§ Instructions for the task: Can you recast the stretch of material from its very first line through the line containing "- item-text-line: Bộ" (both included) as a numbered list, with any blank lines dropped?

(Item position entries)
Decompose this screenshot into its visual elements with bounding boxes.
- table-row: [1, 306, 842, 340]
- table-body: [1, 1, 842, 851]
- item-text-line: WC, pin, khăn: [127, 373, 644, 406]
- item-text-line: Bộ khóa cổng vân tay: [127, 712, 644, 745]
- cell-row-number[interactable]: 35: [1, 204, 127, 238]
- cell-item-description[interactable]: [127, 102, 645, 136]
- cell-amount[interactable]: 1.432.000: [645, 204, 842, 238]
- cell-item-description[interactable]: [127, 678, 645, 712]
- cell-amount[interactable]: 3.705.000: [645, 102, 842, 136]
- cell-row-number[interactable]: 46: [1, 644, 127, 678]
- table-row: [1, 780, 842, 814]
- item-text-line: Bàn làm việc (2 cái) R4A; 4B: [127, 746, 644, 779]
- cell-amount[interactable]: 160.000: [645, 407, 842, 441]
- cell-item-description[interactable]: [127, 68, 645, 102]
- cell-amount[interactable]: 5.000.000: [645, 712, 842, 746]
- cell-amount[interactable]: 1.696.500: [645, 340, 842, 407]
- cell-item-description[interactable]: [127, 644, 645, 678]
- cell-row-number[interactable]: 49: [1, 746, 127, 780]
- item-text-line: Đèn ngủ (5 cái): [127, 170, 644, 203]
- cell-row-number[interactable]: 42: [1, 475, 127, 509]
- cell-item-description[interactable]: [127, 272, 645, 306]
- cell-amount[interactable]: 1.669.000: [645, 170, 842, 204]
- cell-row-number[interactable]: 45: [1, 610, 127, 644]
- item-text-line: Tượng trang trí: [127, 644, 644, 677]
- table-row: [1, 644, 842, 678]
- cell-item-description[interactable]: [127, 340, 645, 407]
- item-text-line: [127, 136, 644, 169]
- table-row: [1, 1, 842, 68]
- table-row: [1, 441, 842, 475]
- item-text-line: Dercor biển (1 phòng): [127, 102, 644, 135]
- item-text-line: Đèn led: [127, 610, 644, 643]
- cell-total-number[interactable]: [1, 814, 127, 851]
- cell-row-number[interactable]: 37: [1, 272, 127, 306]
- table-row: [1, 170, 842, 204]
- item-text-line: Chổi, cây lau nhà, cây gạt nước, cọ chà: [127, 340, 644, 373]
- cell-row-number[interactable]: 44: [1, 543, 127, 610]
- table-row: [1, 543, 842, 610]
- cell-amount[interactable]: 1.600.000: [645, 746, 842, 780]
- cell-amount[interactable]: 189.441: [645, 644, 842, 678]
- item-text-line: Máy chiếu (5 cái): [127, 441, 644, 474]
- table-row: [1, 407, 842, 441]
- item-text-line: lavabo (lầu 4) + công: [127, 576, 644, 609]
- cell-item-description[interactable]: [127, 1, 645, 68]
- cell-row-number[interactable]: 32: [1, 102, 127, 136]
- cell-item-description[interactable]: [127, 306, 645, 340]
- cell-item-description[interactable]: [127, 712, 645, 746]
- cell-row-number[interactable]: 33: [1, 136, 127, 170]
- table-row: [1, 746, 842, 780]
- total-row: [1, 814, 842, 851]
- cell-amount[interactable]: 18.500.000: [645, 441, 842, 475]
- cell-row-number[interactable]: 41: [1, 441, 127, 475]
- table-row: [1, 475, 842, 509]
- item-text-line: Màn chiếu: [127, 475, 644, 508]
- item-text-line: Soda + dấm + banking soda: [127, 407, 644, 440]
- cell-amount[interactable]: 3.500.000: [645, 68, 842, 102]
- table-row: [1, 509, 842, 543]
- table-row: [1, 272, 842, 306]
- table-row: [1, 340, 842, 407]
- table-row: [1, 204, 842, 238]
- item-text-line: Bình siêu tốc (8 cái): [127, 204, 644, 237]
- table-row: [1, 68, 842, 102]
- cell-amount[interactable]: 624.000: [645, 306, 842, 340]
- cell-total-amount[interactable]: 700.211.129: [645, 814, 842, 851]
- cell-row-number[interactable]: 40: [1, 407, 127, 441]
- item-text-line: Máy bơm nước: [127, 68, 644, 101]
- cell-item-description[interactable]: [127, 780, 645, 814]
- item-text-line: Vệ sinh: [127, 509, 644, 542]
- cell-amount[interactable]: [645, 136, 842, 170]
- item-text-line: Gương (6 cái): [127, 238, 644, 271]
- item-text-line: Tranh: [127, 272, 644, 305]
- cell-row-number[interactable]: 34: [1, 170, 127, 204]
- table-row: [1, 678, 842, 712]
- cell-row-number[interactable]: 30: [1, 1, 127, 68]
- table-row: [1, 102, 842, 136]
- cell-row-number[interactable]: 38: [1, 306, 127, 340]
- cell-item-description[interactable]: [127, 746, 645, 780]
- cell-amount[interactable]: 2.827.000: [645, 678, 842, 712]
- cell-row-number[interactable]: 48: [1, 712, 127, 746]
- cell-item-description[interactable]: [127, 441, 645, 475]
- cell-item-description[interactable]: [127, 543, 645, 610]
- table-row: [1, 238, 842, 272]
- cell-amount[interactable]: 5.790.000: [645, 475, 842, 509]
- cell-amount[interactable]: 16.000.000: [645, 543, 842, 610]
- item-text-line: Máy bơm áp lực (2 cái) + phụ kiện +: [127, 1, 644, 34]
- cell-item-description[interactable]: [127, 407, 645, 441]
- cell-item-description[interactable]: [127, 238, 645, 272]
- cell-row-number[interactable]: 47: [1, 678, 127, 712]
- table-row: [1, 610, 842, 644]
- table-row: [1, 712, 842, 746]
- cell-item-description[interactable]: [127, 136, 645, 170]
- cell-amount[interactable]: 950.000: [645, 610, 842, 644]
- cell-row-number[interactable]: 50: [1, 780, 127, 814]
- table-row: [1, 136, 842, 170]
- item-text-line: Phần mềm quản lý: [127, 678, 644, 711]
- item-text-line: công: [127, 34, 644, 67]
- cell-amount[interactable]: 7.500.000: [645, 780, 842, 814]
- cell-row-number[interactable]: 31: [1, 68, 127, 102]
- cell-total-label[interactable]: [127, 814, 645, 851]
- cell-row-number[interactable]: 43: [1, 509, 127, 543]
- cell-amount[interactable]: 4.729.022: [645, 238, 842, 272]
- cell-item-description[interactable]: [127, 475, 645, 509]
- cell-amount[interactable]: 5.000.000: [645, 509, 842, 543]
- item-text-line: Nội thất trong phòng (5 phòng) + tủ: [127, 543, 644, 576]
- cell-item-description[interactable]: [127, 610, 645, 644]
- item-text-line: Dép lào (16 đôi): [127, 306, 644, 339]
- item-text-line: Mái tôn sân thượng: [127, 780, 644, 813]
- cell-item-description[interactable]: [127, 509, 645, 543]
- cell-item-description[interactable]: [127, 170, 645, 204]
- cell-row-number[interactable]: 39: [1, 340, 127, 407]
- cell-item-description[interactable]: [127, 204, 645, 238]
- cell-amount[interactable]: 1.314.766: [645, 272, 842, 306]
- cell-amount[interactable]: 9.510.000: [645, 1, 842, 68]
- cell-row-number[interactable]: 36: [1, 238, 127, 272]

§ Task output:
1. Decompose this screenshot into its visual elements with bounding boxes.
2. - table-row: [1, 306, 842, 340]
3. - table-body: [1, 1, 842, 851]
4. - item-text-line: WC, pin, khăn: [127, 373, 644, 406]
5. - item-text-line: Bộ khóa cổng vân tay: [127, 712, 644, 745]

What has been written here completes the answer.